* [Task goal]:
Can you write out all the lines word for word, with no pictures?

* [Records supplied]:
┏━━

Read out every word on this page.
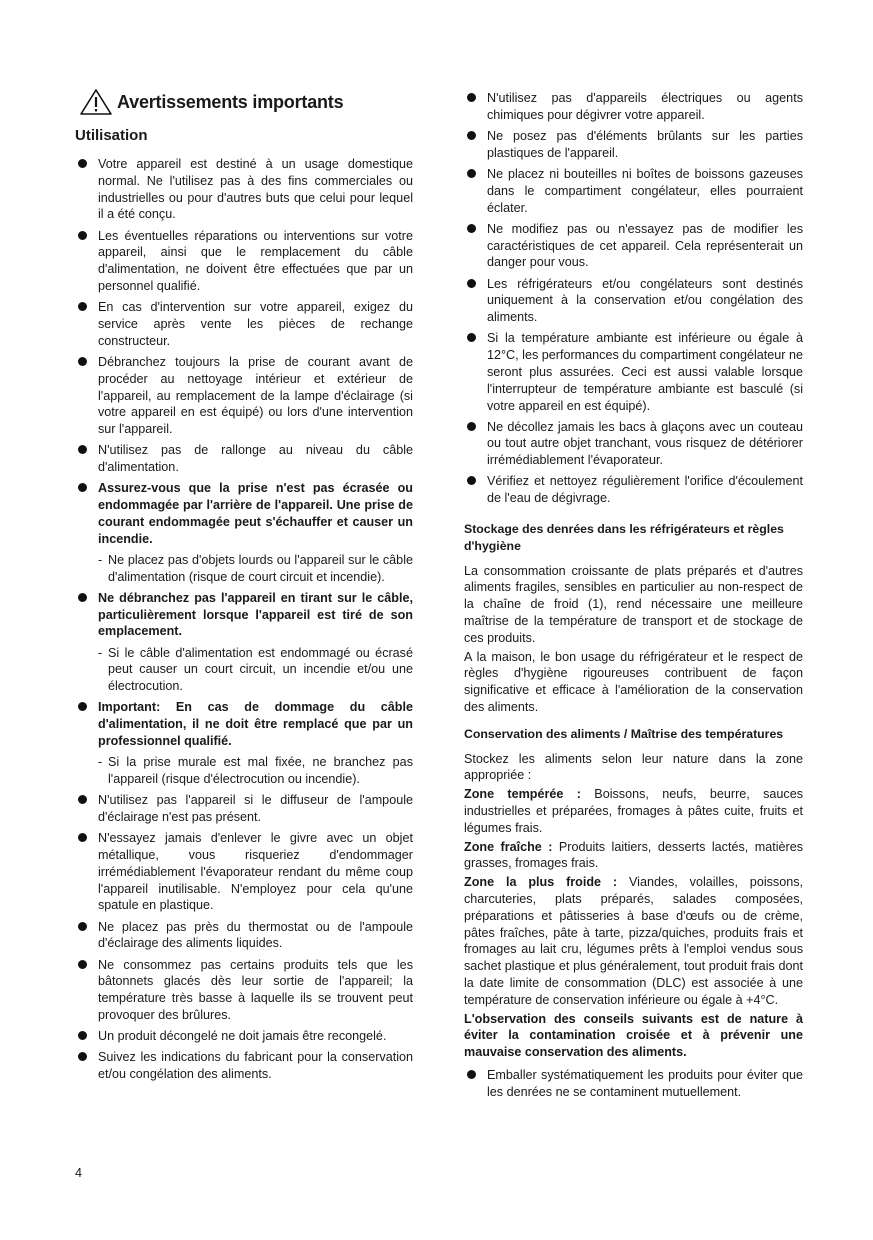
Avertissements importants
Utilisation
Votre appareil est destiné à un usage domestique normal. Ne l'utilisez pas à des fins commerciales ou industrielles ou pour d'autres buts que celui pour lequel il a été conçu.
Les éventuelles réparations ou interventions sur votre appareil, ainsi que le remplacement du câble d'alimentation, ne doivent être effectuées que par un personnel qualifié.
En cas d'intervention sur votre appareil, exigez du service après vente les pièces de rechange constructeur.
Débranchez toujours la prise de courant avant de procéder au nettoyage intérieur et extérieur de l'appareil, au remplacement de la lampe d'éclairage (si votre appareil en est équipé) ou lors d'une intervention sur l'appareil.
N'utilisez pas de rallonge au niveau du câble d'alimentation.
Assurez-vous que la prise n'est pas écrasée ou endommagée par l'arrière de l'appareil. Une prise de courant endommagée peut s'échauffer et causer un incendie.
- Ne placez pas d'objets lourds ou l'appareil sur le câble d'alimentation (risque de court circuit et incendie).
Ne débranchez pas l'appareil en tirant sur le câble, particulièrement lorsque l'appareil est tiré de son emplacement.
- Si le câble d'alimentation est endommagé ou écrasé peut causer un court circuit, un incendie et/ou une électrocution.
Important: En cas de dommage du câble d'alimentation, il ne doit être remplacé que par un professionnel qualifié.
- Si la prise murale est mal fixée, ne branchez pas l'appareil (risque d'électrocution ou incendie).
N'utilisez pas l'appareil si le diffuseur de l'ampoule d'éclairage n'est pas présent.
N'essayez jamais d'enlever le givre avec un objet métallique, vous risqueriez d'endommager irrémédiablement l'évaporateur rendant du même coup l'appareil inutilisable. N'employez pour cela qu'une spatule en plastique.
Ne placez pas près du thermostat ou de l'ampoule d'éclairage des aliments liquides.
Ne consommez pas certains produits tels que les bâtonnets glacés dès leur sortie de l'appareil; la température très basse à laquelle ils se trouvent peut provoquer des brûlures.
Un produit décongelé ne doit jamais être recongelé.
Suivez les indications du fabricant pour la conservation et/ou congélation des aliments.
N'utilisez pas d'appareils électriques ou agents chimiques pour dégivrer votre appareil.
Ne posez pas d'éléments brûlants sur les parties plastiques de l'appareil.
Ne placez ni bouteilles ni boîtes de boissons gazeuses dans le compartiment congélateur, elles pourraient éclater.
Ne modifiez pas ou n'essayez pas de modifier les caractéristiques de cet appareil. Cela représenterait un danger pour vous.
Les réfrigérateurs et/ou congélateurs sont destinés uniquement à la conservation et/ou congélation des aliments.
Si la température ambiante est inférieure ou égale à 12°C, les performances du compartiment congélateur ne seront plus assurées. Ceci est aussi valable lorsque l'interrupteur de température ambiante est basculé (si votre appareil en est équipé).
Ne décollez jamais les bacs à glaçons avec un couteau ou tout autre objet tranchant, vous risquez de détériorer irrémédiablement l'évaporateur.
Vérifiez et nettoyez régulièrement l'orifice d'écoulement de l'eau de dégivrage.

Stockage des denrées dans les réfrigérateurs et règles d'hygiène

La consommation croissante de plats préparés et d'autres aliments fragiles, sensibles en particulier au non-respect de la chaîne de froid (1), rend nécessaire une meilleure maîtrise de la température de transport et de stockage de ces produits.

A la maison, le bon usage du réfrigérateur et le respect de règles d'hygiène rigoureuses contribuent de façon significative et efficace à l'amélioration de la conservation des aliments.

Conservation des aliments / Maîtrise des températures

Stockez les aliments selon leur nature dans la zone appropriée :

Zone tempérée : Boissons, neufs, beurre, sauces industrielles et préparées, fromages à pâtes cuite, fruits et légumes frais.

Zone fraîche : Produits laitiers, desserts lactés, matières grasses, fromages frais.

Zone la plus froide : Viandes, volailles, poissons, charcuteries, plats préparés, salades composées, préparations et pâtisseries à base d'œufs ou de crème, pâtes fraîches, pâte à tarte, pizza/quiches, produits frais et fromages au lait cru, légumes prêts à l'emploi vendus sous sachet plastique et plus généralement, tout produit frais dont la date limite de consommation (DLC) est associée à une température de conservation inférieure ou égale à +4°C.

L'observation des conseils suivants est de nature à éviter la contamination croisée et à prévenir une mauvaise conservation des aliments.

Emballer systématiquement les produits pour éviter que les denrées ne se contaminent mutuellement.
4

┗━━

* [Solved problem]:
Read out every word on this page.
Avertissements importants
Utilisation
Votre appareil est destiné à un usage domestique normal. Ne l'utilisez pas à des fins commerciales ou industrielles ou pour d'autres buts que celui pour lequel il a été conçu.
Les éventuelles réparations ou interventions sur votre appareil, ainsi que le remplacement du câble d'alimentation, ne doivent être effectuées que par un personnel qualifié.
En cas d'intervention sur votre appareil, exigez du service après vente les pièces de rechange constructeur.
Débranchez toujours la prise de courant avant de procéder au nettoyage intérieur et extérieur de l'appareil, au remplacement de la lampe d'éclairage (si votre appareil en est équipé) ou lors d'une intervention sur l'appareil.
N'utilisez pas de rallonge au niveau du câble d'alimentation.
Assurez-vous que la prise n'est pas écrasée ou endommagée par l'arrière de l'appareil. Une prise de courant endommagée peut s'échauffer et causer un incendie.
- Ne placez pas d'objets lourds ou l'appareil sur le câble d'alimentation (risque de court circuit et incendie).
Ne débranchez pas l'appareil en tirant sur le câble, particulièrement lorsque l'appareil est tiré de son emplacement.
- Si le câble d'alimentation est endommagé ou écrasé peut causer un court circuit, un incendie et/ou une électrocution.
Important: En cas de dommage du câble d'alimentation, il ne doit être remplacé que par un professionnel qualifié.
- Si la prise murale est mal fixée, ne branchez pas l'appareil (risque d'électrocution ou incendie).
N'utilisez pas l'appareil si le diffuseur de l'ampoule d'éclairage n'est pas présent.
N'essayez jamais d'enlever le givre avec un objet métallique, vous risqueriez d'endommager irrémédiablement l'évaporateur rendant du même coup l'appareil inutilisable. N'employez pour cela qu'une spatule en plastique.
Ne placez pas près du thermostat ou de l'ampoule d'éclairage des aliments liquides.
Ne consommez pas certains produits tels que les bâtonnets glacés dès leur sortie de l'appareil; la température très basse à laquelle ils se trouvent peut provoquer des brûlures.
Un produit décongelé ne doit jamais être recongelé.
Suivez les indications du fabricant pour la conservation et/ou congélation des aliments.
N'utilisez pas d'appareils électriques ou agents chimiques pour dégivrer votre appareil.
Ne posez pas d'éléments brûlants sur les parties plastiques de l'appareil.
Ne placez ni bouteilles ni boîtes de boissons gazeuses dans le compartiment congélateur, elles pourraient éclater.
Ne modifiez pas ou n'essayez pas de modifier les caractéristiques de cet appareil. Cela représenterait un danger pour vous.
Les réfrigérateurs et/ou congélateurs sont destinés uniquement à la conservation et/ou congélation des aliments.
Si la température ambiante est inférieure ou égale à 12°C, les performances du compartiment congélateur ne seront plus assurées. Ceci est aussi valable lorsque l'interrupteur de température ambiante est basculé (si votre appareil en est équipé).
Ne décollez jamais les bacs à glaçons avec un couteau ou tout autre objet tranchant, vous risquez de détériorer irrémédiablement l'évaporateur.
Vérifiez et nettoyez régulièrement l'orifice d'écoulement de l'eau de dégivrage.

Stockage des denrées dans les réfrigérateurs et règles d'hygiène

La consommation croissante de plats préparés et d'autres aliments fragiles, sensibles en particulier au non-respect de la chaîne de froid (1), rend nécessaire une meilleure maîtrise de la température de transport et de stockage de ces produits.

A la maison, le bon usage du réfrigérateur et le respect de règles d'hygiène rigoureuses contribuent de façon significative et efficace à l'amélioration de la conservation des aliments.

Conservation des aliments / Maîtrise des températures

Stockez les aliments selon leur nature dans la zone appropriée :

Zone tempérée : Boissons, neufs, beurre, sauces industrielles et préparées, fromages à pâtes cuite, fruits et légumes frais.

Zone fraîche : Produits laitiers, desserts lactés, matières grasses, fromages frais.

Zone la plus froide : Viandes, volailles, poissons, charcuteries, plats préparés, salades composées, préparations et pâtisseries à base d'œufs ou de crème, pâtes fraîches, pâte à tarte, pizza/quiches, produits frais et fromages au lait cru, légumes prêts à l'emploi vendus sous sachet plastique et plus généralement, tout produit frais dont la date limite de consommation (DLC) est associée à une température de conservation inférieure ou égale à +4°C.

L'observation des conseils suivants est de nature à éviter la contamination croisée et à prévenir une mauvaise conservation des aliments.

Emballer systématiquement les produits pour éviter que les denrées ne se contaminent mutuellement.
4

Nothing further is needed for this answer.